Excerpted text.
## start
Tata Iron and Steel Company (TISCO) was established in 1907 by J N Tata1 at Jamshedpur in Bihar, India. TISCO offered a wide range of products (See Exhibit I) and services including Hot rolled/Cold rolled (HR/CR) coils2 and sheets, tubes, construction bars, forging quality steel, rods, structurals, strips and bearings. It also manufactured material handling equipment, ferro alloys and other minerals, software for process controls, and offered cargo-handling services.

In the early 1980s, TISCO initiated a modernization program of its steel plant (See Exhibit II). Explaining the need of modernization, J J Irani, the then managing director of TISCO said, "We would have been finished otherwise.... you cannot fight a modern-day war with weapons of the Mahabharata. We would have been annihilated had we not modernized. We realized this and embarked on the four phases of modernization. We addressed our drawbacks like the steel making process, our weakest link."
By mid-1990s, TISCO had become India's most cost-effective steel plant. It also became Asia's first and India's largest, integrated steel producer (ISP) in the private sector. By 2000, eight divisions of Tata Steel were ISO-14001 certified, including Noamundi Iron Operations, West Bokaro Collieries, Ferro Alloy Plant, Joda, Sukinda Chromite Mines, Joda East Iron Mines, Tubes Division, and Growth Shop & Steel Works. By early 2000, TISCO had completed four phases of the modernization programme with an investment of about Rs 60 billion . The company had invested Rs 4 billion on consultancy fees during 1990 to 2000. The fifth phase of the program had commenced in April 2000.

By April 2001, TISCO had emerged as the world's lowest cost producer of steel. TISCO's operating cost at the 'hot metal' (liquid) stage was $75 per tonne. The company's cost per tonne of finished steel stood at $152 for the financial year ending March 2001. The World Steel Dynamics (WSD) , in a report stated, "Tata Steel is a 'world class' steel maker - the only in India - and one of the few companies in the world with such a standing. This view point is based on a variety of reasons such as low operating costs, special company culture, good profitability, etc." WSD identified 12 companies as World Class Steel Makers, and ranked them based on certain factors. Analysts felt that TISCO's achievement of becoming the lowest cost producer of steel was mostly attributed to its implementation of TOP (Total Operational Performance), a program that focused on improving TISCO's operational practices and rationalizing procurement costs.
## end
Set exercise A. Using the TISCO excerpt, explain in one to three sentences why the company modernized its steel plant starting in the early 1980s.
The TISCO excerpt and the listing after it are separate, unrelated material.

Information provided.
## start
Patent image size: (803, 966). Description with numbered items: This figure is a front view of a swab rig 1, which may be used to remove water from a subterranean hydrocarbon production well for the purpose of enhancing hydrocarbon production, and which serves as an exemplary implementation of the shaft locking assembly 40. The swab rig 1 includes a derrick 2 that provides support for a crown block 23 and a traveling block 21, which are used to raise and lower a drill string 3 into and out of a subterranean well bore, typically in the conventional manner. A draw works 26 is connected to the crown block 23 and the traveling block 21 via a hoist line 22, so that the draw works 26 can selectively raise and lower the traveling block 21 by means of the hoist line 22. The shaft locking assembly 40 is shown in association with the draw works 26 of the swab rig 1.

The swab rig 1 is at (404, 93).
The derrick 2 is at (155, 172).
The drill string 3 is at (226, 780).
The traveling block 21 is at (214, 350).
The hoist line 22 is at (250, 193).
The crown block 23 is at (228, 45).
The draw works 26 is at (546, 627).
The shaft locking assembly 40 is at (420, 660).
## end
## start
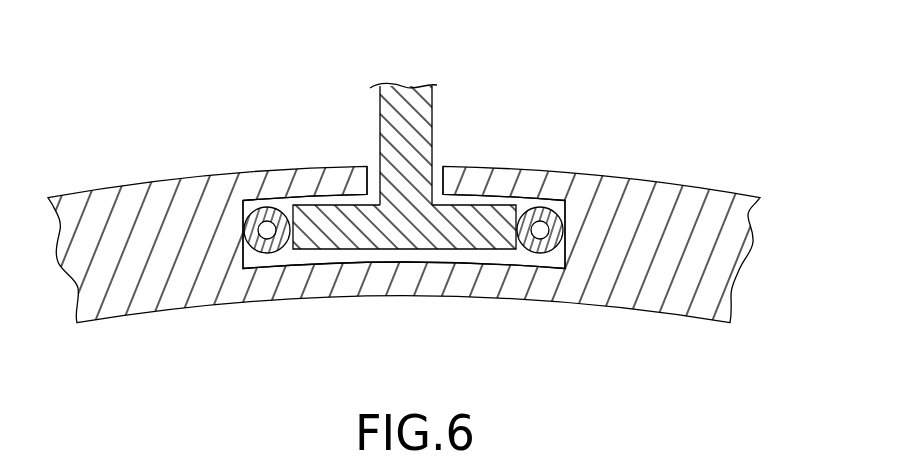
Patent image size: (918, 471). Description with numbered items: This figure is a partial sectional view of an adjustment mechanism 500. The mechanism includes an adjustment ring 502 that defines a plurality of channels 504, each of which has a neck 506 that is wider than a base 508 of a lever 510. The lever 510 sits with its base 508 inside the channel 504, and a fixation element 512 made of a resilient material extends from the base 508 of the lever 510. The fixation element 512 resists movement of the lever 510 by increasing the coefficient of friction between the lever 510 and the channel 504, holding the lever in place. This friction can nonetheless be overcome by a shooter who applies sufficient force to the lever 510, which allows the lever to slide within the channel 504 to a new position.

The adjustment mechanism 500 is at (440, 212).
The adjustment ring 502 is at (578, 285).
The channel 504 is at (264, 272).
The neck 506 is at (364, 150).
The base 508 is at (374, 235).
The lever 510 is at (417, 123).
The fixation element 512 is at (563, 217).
## end
## start
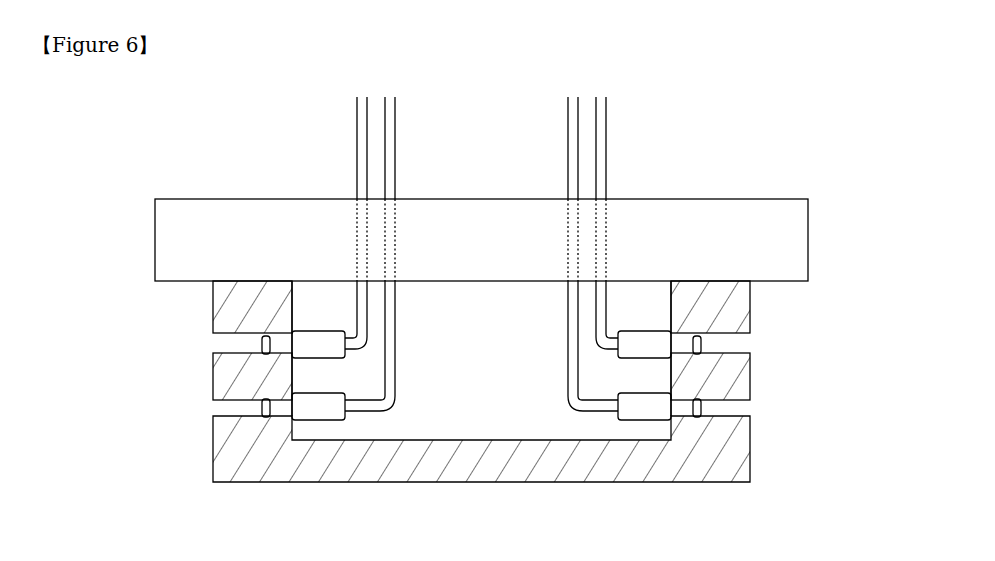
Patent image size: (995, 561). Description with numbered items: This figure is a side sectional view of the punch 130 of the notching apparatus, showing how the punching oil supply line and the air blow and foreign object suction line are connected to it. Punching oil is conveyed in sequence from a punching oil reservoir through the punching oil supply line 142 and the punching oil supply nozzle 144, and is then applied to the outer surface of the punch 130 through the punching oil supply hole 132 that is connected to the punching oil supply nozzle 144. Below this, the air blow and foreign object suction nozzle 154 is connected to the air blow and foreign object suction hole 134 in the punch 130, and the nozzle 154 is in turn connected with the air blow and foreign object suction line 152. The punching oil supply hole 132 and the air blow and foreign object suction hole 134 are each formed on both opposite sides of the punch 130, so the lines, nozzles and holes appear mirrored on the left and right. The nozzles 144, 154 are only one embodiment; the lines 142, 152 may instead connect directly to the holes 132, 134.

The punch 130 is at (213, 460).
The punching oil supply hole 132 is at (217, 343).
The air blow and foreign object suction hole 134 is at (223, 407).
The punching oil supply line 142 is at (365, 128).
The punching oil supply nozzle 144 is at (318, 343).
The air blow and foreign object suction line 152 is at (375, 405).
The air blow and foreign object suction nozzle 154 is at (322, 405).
## end
Set exercise B. Reproduce the stretch of the listing from the line that contains "Patent image size: (918, 471)." through the line that contains "The fixation element 512 is at (563, 217).".

Correct answer A. According to J J Irani, TISCO would have been finished, even annihilated, without modernizing, because a modern-day war cannot be fought with the weapons of the Mahabharata. Modernizing let the company address its drawbacks, such as the steel making process, which was its weakest link.

Correct answer B.
Patent image size: (918, 471). Description with numbered items: This figure is a partial sectional view of an adjustment mechanism 500. The mechanism includes an adjustment ring 502 that defines a plurality of channels 504, each of which has a neck 506 that is wider than a base 508 of a lever 510. The lever 510 sits with its base 508 inside the channel 504, and a fixation element 512 made of a resilient material extends from the base 508 of the lever 510. The fixation element 512 resists movement of the lever 510 by increasing the coefficient of friction between the lever 510 and the channel 504, holding the lever in place. This friction can nonetheless be overcome by a shooter who applies sufficient force to the lever 510, which allows the lever to slide within the channel 504 to a new position.

The adjustment mechanism 500 is at (440, 212).
The adjustment ring 502 is at (578, 285).
The channel 504 is at (264, 272).
The neck 506 is at (364, 150).
The base 508 is at (374, 235).
The lever 510 is at (417, 123).
The fixation element 512 is at (563, 217).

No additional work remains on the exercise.